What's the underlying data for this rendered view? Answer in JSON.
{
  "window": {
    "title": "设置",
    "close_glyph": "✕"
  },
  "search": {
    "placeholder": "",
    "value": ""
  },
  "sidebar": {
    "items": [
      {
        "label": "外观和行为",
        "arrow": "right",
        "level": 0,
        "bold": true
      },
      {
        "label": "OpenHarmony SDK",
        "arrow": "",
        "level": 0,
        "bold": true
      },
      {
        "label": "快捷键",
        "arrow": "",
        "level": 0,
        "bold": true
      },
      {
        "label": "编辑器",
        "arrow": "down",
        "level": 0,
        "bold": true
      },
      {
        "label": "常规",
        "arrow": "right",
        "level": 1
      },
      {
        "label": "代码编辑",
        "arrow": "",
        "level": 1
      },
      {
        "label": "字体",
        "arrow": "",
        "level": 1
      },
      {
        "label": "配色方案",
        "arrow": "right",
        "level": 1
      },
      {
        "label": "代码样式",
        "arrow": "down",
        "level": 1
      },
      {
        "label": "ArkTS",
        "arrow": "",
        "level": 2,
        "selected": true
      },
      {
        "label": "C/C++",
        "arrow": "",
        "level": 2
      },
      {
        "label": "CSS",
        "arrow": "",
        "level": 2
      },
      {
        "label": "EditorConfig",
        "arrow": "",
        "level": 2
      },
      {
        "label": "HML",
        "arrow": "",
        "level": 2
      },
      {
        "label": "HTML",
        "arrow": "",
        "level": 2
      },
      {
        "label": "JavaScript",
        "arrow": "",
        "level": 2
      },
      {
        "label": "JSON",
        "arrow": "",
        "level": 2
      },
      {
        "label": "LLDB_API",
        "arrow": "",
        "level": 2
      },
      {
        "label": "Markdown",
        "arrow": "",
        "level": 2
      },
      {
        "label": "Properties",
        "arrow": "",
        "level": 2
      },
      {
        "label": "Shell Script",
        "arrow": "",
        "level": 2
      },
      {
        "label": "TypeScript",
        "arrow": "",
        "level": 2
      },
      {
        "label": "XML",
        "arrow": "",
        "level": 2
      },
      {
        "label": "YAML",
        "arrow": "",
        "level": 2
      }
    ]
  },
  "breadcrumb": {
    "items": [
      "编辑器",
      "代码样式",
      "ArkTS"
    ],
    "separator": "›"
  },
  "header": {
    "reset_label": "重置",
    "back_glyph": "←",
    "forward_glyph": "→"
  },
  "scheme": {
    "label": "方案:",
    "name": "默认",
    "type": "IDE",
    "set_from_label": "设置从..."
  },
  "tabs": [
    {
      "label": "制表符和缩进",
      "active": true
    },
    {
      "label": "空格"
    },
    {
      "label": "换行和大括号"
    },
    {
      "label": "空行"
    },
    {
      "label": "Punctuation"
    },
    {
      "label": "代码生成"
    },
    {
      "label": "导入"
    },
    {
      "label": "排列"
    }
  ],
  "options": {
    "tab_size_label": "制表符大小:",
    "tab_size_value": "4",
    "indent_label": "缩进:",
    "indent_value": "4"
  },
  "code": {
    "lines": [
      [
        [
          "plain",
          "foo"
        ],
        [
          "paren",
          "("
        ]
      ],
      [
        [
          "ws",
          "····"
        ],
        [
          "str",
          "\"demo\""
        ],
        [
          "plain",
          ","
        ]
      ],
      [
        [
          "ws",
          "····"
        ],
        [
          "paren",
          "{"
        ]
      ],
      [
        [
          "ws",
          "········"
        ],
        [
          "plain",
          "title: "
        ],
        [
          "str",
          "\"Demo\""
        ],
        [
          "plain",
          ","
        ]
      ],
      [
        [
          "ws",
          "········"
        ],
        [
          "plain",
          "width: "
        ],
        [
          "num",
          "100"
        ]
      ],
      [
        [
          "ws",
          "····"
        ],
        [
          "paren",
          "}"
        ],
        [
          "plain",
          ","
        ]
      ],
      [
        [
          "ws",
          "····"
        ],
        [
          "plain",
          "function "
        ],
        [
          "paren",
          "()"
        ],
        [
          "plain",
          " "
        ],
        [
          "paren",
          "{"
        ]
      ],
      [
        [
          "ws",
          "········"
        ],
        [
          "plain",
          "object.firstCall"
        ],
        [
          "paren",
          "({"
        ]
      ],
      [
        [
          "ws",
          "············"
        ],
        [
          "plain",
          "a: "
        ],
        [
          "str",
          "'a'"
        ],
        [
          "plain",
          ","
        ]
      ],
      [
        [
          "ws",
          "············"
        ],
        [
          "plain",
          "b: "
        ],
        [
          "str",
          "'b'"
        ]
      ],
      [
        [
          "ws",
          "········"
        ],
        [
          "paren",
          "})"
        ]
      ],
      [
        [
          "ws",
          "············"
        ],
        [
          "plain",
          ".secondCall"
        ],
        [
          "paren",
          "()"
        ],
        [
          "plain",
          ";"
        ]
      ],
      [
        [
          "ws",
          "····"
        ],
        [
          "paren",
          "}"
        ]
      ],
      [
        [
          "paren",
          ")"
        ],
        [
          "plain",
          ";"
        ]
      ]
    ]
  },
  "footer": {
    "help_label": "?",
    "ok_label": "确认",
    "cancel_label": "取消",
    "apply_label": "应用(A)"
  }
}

+--

Report the number of lines in the entries above that include the string "JSON". Give nothing but the number.

2